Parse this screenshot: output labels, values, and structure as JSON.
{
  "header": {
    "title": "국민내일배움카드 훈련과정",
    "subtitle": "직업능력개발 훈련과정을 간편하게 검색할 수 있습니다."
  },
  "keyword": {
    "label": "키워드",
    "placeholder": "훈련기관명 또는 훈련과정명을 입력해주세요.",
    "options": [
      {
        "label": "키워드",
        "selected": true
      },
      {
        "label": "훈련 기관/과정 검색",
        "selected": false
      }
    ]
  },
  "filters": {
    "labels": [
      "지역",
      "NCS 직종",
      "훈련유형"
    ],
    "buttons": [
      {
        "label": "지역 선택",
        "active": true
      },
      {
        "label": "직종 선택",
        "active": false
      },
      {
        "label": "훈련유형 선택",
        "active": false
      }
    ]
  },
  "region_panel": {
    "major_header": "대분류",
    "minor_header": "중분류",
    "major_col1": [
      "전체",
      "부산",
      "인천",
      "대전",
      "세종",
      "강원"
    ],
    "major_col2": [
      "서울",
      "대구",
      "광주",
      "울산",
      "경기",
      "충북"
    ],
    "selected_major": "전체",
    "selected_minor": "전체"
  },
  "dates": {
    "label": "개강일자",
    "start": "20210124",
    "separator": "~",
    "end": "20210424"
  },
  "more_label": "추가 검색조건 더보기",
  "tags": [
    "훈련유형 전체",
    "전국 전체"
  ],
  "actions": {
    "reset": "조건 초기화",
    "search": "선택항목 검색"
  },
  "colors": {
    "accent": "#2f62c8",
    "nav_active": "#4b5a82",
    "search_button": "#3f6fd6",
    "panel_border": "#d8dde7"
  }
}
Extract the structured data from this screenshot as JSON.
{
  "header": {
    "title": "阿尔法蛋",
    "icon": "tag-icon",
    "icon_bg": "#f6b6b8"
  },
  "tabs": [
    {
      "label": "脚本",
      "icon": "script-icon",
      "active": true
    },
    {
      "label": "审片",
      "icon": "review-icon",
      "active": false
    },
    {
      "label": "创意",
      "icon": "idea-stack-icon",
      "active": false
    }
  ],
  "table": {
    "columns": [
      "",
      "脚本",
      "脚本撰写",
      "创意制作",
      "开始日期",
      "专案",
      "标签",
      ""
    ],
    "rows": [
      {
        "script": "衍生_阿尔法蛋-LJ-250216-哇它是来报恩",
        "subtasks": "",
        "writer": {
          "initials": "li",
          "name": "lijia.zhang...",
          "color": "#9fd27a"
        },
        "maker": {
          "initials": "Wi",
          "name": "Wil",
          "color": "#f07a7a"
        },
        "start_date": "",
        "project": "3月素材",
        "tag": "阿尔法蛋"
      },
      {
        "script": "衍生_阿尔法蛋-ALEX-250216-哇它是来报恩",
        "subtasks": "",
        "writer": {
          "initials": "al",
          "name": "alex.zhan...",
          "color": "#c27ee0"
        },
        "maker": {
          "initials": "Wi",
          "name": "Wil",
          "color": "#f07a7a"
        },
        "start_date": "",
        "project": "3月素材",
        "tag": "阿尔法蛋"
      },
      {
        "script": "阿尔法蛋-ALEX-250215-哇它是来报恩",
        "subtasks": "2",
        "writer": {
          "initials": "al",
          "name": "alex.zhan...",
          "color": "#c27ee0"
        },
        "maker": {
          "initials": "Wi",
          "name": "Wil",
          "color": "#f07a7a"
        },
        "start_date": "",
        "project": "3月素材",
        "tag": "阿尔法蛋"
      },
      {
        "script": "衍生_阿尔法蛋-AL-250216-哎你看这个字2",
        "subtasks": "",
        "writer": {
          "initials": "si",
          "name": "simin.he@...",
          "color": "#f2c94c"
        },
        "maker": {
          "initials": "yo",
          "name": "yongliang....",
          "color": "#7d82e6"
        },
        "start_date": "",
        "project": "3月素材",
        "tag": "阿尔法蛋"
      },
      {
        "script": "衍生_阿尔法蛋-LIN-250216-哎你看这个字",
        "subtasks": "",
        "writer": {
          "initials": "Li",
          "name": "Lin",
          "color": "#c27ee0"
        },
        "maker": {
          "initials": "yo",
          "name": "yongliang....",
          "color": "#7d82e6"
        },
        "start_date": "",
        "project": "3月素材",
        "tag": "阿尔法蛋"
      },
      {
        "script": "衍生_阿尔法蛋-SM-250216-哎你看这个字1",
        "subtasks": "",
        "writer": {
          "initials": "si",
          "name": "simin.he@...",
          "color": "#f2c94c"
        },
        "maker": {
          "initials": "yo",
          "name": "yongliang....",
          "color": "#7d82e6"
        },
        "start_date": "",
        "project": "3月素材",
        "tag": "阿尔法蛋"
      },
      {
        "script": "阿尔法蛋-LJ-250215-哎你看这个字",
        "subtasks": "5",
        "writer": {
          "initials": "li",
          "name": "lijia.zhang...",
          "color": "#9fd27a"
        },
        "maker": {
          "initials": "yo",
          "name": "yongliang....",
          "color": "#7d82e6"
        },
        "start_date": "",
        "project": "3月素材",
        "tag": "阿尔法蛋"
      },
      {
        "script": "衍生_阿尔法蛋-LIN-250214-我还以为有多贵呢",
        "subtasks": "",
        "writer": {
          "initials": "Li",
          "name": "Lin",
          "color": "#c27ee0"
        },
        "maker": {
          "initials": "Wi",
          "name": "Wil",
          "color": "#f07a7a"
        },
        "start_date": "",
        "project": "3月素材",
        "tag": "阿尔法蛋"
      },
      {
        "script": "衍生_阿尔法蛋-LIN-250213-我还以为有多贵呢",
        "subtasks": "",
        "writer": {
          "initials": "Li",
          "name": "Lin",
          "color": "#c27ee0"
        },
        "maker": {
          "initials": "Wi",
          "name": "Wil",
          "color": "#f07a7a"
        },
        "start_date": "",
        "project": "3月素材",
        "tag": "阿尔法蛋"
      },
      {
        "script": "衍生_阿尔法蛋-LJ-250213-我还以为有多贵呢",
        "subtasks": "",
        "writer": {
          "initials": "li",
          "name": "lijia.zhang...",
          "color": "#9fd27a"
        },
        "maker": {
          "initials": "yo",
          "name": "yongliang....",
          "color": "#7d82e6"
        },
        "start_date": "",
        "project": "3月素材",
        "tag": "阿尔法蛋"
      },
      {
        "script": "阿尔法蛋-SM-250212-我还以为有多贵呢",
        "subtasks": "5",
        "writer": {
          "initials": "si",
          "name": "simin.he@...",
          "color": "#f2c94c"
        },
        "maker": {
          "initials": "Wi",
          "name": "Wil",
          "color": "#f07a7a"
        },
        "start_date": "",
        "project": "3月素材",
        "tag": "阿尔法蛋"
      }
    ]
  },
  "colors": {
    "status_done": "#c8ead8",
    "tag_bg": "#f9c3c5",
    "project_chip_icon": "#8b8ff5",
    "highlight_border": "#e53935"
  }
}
+===+
WHAT IS ASKED: Only the number is needed: state how many lines in the listing contain "this".

COMPLETE ANSWER: 2